WHAT TO WORK ON => Identify, in the records below, every line where the string "based" appears, and copy each such line.

┌────────

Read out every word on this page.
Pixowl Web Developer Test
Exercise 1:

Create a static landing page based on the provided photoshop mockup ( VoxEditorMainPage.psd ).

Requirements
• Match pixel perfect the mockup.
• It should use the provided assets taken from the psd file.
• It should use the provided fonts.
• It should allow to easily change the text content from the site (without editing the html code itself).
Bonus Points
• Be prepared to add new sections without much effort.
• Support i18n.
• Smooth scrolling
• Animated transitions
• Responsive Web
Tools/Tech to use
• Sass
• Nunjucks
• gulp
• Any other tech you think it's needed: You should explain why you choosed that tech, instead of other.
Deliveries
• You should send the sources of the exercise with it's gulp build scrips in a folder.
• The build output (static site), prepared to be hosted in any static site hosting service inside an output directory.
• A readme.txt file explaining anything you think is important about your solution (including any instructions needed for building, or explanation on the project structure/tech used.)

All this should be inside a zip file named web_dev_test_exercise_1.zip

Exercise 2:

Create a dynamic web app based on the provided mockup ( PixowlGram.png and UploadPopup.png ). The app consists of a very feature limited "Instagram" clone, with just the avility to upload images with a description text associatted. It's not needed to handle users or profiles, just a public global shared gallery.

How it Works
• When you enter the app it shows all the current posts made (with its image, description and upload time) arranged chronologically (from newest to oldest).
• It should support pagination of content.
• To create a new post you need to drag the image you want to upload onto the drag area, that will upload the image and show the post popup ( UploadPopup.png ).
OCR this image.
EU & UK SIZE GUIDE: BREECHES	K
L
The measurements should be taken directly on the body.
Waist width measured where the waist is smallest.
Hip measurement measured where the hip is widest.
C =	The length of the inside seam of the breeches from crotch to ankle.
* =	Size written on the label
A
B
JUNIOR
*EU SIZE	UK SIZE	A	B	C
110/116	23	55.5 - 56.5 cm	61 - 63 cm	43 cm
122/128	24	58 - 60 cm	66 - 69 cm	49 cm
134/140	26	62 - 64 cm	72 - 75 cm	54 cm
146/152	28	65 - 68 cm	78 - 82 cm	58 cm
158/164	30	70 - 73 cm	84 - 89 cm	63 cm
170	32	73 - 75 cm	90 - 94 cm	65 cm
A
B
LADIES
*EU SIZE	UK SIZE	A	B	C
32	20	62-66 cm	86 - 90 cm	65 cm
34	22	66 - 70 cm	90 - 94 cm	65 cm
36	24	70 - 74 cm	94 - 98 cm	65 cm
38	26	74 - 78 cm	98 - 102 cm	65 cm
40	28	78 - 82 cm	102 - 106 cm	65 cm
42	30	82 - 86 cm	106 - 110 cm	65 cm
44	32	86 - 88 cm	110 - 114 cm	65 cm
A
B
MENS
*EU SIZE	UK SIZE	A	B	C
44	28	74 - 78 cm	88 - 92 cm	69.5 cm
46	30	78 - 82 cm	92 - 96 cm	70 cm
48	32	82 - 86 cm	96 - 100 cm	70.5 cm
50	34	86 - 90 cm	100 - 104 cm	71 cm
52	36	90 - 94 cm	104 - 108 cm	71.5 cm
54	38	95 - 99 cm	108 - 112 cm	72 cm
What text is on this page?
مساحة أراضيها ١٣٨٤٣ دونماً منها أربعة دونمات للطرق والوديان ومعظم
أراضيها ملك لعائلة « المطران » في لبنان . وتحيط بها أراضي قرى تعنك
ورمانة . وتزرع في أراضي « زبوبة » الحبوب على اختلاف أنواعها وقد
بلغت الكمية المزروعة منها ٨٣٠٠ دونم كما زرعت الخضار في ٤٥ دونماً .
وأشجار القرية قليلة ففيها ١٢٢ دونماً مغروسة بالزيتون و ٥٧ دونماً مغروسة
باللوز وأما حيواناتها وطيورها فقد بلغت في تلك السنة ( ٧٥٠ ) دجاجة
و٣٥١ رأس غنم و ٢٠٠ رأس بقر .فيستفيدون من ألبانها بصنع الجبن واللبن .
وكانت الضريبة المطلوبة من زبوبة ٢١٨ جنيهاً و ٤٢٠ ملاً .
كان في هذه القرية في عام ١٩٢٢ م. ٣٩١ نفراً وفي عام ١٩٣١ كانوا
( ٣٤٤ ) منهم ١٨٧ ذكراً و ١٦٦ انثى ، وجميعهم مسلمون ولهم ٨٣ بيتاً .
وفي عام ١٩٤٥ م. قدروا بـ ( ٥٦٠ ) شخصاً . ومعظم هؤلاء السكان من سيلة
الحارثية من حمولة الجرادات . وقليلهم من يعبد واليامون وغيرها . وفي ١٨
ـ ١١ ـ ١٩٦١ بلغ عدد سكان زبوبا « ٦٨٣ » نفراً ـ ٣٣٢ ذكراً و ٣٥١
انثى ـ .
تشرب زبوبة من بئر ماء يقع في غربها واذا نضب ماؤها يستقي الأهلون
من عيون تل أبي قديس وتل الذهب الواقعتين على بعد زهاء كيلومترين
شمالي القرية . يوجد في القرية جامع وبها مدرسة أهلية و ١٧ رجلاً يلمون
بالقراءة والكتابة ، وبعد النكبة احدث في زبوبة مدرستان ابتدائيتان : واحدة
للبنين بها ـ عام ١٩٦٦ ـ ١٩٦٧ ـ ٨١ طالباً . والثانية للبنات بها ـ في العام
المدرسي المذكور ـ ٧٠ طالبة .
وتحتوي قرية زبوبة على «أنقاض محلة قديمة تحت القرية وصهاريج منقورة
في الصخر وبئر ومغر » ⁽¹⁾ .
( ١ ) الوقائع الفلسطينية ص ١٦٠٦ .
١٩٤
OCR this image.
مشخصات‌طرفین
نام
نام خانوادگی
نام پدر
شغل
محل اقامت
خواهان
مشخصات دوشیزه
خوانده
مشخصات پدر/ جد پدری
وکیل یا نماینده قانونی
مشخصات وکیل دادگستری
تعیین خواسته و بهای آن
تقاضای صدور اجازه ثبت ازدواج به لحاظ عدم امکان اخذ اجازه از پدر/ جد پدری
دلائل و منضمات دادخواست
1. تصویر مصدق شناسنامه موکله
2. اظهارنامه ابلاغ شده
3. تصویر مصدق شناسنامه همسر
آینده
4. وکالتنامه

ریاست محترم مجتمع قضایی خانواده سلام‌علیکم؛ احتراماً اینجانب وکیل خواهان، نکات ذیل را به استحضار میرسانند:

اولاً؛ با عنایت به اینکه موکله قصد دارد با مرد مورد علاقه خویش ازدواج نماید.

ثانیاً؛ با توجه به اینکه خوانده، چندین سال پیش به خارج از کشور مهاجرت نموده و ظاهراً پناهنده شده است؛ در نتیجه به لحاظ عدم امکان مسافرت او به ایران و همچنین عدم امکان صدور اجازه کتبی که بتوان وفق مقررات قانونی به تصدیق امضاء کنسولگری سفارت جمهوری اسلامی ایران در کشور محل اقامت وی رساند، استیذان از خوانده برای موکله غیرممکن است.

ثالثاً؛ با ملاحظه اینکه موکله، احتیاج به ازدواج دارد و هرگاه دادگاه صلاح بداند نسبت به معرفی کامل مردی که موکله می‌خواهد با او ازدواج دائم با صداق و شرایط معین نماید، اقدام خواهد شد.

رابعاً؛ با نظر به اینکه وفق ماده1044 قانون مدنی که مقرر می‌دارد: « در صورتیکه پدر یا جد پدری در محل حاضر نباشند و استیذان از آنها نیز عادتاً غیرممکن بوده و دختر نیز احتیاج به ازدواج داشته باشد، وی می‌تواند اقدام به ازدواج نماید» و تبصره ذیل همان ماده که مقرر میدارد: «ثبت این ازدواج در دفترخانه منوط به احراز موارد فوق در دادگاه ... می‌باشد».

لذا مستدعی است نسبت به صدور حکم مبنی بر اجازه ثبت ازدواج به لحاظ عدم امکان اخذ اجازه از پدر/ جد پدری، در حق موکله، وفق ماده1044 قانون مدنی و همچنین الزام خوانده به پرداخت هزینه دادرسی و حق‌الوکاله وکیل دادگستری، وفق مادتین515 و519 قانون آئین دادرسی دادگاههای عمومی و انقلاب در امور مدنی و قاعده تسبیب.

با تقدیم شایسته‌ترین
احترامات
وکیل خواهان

└────────

WRITTEN SOLUTION =>
Create a static landing page based on the provided photoshop mockup ( VoxEditorMainPage.psd ).
Create a dynamic web app based on the provided mockup ( PixowlGram.png and UploadPopup.png ). The app consists of a very feature limited "Instagram" clone, with just the avility to upload images with a description text associatted. It's not needed to handle users or profiles, just a public global shared gallery.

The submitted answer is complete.